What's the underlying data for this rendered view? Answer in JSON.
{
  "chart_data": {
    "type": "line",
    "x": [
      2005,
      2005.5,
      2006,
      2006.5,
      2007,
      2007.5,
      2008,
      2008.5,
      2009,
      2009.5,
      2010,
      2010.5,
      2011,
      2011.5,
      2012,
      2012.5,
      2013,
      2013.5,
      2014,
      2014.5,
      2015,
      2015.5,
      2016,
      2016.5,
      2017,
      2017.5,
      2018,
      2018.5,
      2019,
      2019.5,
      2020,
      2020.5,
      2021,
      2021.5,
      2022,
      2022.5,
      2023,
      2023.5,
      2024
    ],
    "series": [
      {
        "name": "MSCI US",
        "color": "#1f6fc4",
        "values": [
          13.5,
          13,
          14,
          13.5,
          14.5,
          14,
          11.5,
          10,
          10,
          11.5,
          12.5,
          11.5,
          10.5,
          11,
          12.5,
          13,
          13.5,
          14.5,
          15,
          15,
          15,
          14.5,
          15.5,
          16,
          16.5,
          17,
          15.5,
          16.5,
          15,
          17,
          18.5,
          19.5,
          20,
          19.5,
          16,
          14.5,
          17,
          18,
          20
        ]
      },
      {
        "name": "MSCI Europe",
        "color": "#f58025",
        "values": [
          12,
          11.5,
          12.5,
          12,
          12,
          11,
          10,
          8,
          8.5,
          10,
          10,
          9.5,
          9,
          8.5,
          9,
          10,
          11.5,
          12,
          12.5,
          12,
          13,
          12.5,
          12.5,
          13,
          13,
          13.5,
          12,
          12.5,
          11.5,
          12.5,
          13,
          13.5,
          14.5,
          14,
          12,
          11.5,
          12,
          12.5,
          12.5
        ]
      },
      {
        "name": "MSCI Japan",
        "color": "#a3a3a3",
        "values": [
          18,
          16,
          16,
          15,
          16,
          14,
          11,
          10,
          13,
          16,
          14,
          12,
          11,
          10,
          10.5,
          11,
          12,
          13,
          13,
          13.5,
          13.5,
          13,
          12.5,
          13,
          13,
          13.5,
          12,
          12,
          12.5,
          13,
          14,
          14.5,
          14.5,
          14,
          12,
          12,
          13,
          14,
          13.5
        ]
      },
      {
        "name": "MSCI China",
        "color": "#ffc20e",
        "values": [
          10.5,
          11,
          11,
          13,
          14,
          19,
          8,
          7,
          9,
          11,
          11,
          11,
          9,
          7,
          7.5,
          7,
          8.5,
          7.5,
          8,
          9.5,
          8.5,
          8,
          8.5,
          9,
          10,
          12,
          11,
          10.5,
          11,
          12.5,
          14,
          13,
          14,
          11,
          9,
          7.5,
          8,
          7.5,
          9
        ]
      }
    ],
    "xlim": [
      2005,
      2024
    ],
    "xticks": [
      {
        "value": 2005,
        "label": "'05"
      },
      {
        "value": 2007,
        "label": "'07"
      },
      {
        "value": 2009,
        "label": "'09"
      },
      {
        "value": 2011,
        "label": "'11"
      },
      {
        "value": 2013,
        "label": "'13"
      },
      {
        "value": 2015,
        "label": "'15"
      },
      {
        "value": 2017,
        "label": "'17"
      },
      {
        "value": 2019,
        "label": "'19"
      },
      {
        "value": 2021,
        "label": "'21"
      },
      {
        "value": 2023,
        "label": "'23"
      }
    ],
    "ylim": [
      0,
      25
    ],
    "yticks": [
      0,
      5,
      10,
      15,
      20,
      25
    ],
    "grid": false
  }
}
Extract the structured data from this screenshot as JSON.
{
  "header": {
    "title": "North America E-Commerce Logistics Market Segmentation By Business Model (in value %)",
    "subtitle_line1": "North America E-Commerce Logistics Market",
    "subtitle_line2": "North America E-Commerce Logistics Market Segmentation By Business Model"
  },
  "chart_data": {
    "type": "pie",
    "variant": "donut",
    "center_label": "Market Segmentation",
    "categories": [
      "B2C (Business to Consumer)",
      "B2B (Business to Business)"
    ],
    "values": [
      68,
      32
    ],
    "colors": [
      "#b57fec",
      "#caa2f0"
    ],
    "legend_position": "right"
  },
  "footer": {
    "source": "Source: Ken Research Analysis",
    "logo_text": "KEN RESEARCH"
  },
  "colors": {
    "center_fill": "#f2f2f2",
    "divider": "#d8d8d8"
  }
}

··········

**TASK**
Using the listing above, return all lines where the word "Commerce" occurs.

**EXPECTED ANSWER**
    "title": "North America E-Commerce Logistics Market Segmentation By Business Model (in value %)",
    "subtitle_line1": "North America E-Commerce Logistics Market",
    "subtitle_line2": "North America E-Commerce Logistics Market Segmentation By Business Model"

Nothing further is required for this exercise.